_WHAT IS EXPECTED_
Only the lines from the one containing "Parse this chart and return its data as JSON." through the end of the entries should be repeated, exactly as they appear, first and last included.

::::::::

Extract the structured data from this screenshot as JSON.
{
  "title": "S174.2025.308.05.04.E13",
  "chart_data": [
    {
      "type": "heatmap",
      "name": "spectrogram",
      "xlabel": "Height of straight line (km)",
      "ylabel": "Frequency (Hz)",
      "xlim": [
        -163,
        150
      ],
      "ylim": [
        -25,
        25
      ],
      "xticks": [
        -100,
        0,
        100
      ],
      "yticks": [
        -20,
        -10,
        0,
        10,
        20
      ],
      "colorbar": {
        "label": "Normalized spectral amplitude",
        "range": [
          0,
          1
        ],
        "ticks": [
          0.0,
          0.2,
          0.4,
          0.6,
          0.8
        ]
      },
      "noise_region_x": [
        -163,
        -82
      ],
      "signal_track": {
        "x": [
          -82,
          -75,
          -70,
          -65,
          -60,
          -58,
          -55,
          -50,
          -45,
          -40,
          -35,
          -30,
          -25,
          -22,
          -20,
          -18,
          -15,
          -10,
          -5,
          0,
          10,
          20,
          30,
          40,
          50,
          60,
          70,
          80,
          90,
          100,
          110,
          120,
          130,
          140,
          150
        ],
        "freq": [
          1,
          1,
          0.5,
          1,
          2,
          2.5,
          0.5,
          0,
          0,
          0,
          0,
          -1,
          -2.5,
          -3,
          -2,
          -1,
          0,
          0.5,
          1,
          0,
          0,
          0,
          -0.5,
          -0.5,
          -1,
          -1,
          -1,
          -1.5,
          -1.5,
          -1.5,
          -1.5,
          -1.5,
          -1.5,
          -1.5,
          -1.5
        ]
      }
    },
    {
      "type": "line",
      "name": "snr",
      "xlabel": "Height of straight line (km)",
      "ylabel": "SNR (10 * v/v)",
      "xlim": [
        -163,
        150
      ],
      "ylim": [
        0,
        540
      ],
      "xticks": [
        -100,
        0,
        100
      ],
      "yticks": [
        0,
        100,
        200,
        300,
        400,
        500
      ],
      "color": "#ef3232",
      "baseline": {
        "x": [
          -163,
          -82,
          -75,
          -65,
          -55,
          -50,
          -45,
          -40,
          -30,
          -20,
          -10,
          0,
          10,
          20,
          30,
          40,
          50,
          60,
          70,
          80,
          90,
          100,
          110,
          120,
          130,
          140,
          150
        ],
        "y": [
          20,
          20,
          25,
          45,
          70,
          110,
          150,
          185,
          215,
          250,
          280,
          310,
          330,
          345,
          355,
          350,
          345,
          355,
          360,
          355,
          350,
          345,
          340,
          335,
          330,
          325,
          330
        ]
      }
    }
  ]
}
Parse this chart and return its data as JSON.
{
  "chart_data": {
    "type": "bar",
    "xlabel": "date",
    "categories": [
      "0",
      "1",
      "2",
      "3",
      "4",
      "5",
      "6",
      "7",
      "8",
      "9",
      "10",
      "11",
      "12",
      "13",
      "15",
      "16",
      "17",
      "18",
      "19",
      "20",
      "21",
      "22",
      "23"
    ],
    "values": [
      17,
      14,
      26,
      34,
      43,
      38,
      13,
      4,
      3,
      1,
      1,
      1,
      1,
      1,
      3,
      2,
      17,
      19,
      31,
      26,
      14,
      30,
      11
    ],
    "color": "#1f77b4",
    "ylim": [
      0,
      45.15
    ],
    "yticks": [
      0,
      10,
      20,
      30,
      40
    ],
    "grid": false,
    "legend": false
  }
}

::::::::

_TASK ANSWER_
Parse this chart and return its data as JSON.
{
  "chart_data": {
    "type": "bar",
    "xlabel": "date",
    "categories": [
      "0",
      "1",
      "2",
      "3",
      "4",
      "5",
      "6",
      "7",
      "8",
      "9",
      "10",
      "11",
      "12",
      "13",
      "15",
      "16",
      "17",
      "18",
      "19",
      "20",
      "21",
      "22",
      "23"
    ],
    "values": [
      17,
      14,
      26,
      34,
      43,
      38,
      13,
      4,
      3,
      1,
      1,
      1,
      1,
      1,
      3,
      2,
      17,
      19,
      31,
      26,
      14,
      30,
      11
    ],
    "color": "#1f77b4",
    "ylim": [
      0,
      45.15
    ],
    "yticks": [
      0,
      10,
      20,
      30,
      40
    ],
    "grid": false,
    "legend": false
  }
}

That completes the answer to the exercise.